>>>>

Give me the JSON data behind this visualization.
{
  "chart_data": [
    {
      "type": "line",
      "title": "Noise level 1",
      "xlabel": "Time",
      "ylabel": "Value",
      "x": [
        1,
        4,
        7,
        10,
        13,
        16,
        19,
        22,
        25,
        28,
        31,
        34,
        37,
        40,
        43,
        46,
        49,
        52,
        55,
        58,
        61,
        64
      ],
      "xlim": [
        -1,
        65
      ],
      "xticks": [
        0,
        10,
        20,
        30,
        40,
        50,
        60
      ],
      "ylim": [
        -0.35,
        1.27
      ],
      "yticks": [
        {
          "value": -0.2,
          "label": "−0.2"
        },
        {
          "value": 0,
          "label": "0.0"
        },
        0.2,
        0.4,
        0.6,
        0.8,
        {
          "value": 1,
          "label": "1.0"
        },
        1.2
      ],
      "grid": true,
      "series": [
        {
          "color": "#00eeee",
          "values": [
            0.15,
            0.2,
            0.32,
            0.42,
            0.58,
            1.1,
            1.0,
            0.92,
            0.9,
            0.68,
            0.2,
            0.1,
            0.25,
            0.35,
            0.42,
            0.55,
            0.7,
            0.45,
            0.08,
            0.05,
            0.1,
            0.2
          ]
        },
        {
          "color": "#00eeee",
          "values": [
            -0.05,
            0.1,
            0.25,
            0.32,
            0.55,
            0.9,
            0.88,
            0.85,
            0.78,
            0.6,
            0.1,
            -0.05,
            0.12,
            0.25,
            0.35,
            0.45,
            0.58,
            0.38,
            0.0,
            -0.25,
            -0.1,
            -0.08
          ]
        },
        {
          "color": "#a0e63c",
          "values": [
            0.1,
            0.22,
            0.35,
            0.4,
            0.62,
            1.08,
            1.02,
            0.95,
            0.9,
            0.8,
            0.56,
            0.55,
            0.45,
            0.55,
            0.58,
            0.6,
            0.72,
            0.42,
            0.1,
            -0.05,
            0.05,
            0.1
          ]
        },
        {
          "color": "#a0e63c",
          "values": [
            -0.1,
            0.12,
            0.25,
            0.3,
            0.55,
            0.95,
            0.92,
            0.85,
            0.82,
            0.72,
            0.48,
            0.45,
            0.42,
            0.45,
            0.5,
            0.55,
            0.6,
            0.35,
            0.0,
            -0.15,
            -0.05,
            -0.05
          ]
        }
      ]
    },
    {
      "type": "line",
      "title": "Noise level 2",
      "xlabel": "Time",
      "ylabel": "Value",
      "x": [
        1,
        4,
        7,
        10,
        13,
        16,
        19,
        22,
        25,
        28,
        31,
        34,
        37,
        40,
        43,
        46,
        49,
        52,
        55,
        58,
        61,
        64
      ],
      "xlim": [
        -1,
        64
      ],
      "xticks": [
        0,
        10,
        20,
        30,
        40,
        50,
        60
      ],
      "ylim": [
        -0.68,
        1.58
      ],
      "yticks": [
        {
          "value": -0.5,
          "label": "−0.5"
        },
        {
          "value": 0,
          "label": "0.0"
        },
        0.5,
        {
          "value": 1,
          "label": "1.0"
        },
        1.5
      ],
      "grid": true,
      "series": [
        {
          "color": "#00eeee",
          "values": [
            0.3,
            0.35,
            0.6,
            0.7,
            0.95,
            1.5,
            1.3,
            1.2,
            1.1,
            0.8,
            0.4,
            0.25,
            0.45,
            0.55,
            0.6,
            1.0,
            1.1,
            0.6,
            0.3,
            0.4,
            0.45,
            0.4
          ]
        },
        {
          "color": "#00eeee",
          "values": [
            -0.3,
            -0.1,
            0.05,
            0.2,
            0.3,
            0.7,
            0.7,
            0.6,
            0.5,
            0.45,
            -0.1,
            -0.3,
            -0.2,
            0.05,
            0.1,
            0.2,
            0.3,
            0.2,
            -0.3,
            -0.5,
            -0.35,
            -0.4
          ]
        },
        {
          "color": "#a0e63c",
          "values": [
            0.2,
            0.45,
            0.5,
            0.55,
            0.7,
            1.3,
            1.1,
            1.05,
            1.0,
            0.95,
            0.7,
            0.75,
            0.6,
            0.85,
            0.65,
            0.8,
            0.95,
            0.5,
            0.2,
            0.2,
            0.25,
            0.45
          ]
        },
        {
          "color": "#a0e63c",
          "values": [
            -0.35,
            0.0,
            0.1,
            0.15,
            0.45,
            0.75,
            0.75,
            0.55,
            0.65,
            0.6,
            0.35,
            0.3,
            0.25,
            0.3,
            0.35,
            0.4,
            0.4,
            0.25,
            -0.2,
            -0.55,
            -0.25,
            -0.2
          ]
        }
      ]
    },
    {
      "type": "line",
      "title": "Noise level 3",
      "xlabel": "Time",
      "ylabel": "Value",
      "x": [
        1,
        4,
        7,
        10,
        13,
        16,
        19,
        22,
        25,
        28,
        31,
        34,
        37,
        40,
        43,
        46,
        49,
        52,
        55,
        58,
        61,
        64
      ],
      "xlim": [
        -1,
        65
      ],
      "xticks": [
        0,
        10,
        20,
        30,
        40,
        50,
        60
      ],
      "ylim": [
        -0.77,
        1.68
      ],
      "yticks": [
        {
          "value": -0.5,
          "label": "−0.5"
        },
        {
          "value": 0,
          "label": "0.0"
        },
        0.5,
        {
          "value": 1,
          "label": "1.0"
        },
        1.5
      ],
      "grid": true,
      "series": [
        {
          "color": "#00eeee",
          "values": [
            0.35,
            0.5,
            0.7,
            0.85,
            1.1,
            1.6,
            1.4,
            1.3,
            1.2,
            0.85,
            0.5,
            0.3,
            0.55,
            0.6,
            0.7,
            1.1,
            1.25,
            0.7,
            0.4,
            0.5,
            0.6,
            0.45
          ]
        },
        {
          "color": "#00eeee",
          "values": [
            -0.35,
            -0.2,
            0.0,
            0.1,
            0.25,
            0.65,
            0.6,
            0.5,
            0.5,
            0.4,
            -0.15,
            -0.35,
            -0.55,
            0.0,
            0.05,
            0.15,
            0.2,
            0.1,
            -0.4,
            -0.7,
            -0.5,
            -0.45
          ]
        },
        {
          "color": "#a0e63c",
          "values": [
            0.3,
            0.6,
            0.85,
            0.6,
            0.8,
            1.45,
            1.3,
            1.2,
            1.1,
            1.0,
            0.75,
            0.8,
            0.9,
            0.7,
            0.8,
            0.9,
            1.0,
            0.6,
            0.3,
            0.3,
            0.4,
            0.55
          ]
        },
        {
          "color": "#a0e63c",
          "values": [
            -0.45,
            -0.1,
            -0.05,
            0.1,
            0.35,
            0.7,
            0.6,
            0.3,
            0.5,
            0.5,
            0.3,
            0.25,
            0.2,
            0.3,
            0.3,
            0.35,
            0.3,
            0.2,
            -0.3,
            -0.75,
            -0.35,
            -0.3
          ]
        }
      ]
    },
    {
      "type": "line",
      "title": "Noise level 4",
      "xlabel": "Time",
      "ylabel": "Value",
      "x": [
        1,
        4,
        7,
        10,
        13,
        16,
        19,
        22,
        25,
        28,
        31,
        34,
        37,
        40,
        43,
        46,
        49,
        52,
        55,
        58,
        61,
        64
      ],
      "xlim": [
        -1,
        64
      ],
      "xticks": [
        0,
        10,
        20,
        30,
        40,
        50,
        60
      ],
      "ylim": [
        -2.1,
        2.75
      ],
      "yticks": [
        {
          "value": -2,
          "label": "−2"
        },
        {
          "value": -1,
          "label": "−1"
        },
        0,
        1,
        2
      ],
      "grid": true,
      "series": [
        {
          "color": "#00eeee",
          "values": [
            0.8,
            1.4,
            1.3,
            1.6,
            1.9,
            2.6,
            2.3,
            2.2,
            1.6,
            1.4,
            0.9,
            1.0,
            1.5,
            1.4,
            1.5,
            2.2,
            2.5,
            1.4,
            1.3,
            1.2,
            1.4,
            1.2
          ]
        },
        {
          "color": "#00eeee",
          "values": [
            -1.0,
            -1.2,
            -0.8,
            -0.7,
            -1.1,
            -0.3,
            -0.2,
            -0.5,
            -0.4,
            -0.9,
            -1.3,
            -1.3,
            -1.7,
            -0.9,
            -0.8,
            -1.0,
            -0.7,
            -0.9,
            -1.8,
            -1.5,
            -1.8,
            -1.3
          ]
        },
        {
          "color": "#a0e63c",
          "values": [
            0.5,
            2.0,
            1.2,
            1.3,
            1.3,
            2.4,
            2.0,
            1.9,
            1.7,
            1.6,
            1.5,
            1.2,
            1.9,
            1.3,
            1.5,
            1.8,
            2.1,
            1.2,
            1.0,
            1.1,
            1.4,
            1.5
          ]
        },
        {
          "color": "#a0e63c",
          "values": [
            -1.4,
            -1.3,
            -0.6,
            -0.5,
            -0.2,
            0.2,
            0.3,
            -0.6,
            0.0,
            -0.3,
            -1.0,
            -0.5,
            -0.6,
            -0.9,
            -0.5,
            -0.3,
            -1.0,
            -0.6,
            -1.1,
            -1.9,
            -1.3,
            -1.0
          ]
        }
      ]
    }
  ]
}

<<<<

* **Goal**: Count the lines in the entries above that include the string "title", then give only that figure.

* **Solution to this exercise**: 4